--- Given exercise ---
Compile every line that includes the word "this".
══ Records provided ══
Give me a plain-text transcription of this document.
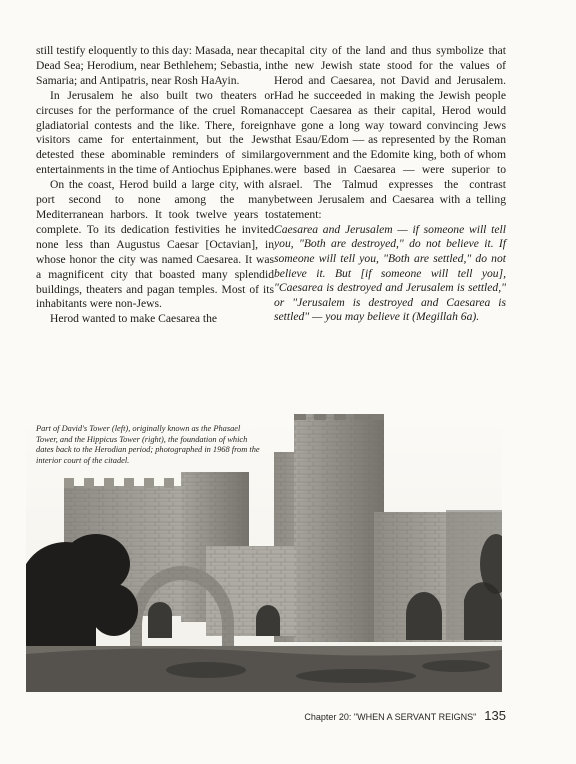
still testify eloquently to this day: Masada, near the Dead Sea; Herodium, near Bethlehem; Sebastia, in Samaria; and Antipatris, near Rosh HaAyin.

In Jerusalem he also built two theaters or circuses for the performance of the cruel Roman gladiatorial contests and the like. There, foreign visitors came for entertainment, but the Jews detested these abominable reminders of similar entertainments in the time of Antiochus Epiphanes.

On the coast, Herod build a large city, with a port second to none among the many Mediterranean harbors. It took twelve years to complete. To its dedication festivities he invited none less than Augustus Caesar [Octavian], in whose honor the city was named Caesarea. It was a magnificent city that boasted many splendid buildings, theaters and pagan temples. Most of its inhabitants were non-Jews.

Herod wanted to make Caesarea the

capital city of the land and thus symbolize that the new Jewish state stood for the values of Herod and Caesarea, not David and Jerusalem. Had he succeeded in making the Jewish people accept Caesarea as their capital, Herod would have gone a long way toward convincing Jews that Esau/Edom — as represented by the Roman government and the Edomite king, both of whom were based in Caesarea — were superior to Israel. The Talmud expresses the contrast between Jerusalem and Caesarea with a telling statement:

Caesarea and Jerusalem — if someone will tell you, "Both are destroyed," do not believe it. If someone will tell you, "Both are settled," do not believe it. But [if someone will tell you], "Caesarea is destroyed and Jerusalem is settled," or "Jerusalem is destroyed and Caesarea is settled" — you may believe it (Megillah 6a).

Part of David's Tower (left), originally known as the Phasael Tower, and the Hippicus Tower (right), the foundation of which dates back to the Herodian period; photographed in 1968 from the interior court of the citadel.
Chapter 20: "WHEN A SERVANT REIGNS" 135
═══
--- Task answer ---
Give me a plain-text transcription of this document.
still testify eloquently to this day: Masada, near the Dead Sea; Herodium, near Bethlehem; Sebastia, in Samaria; and Antipatris, near Rosh HaAyin.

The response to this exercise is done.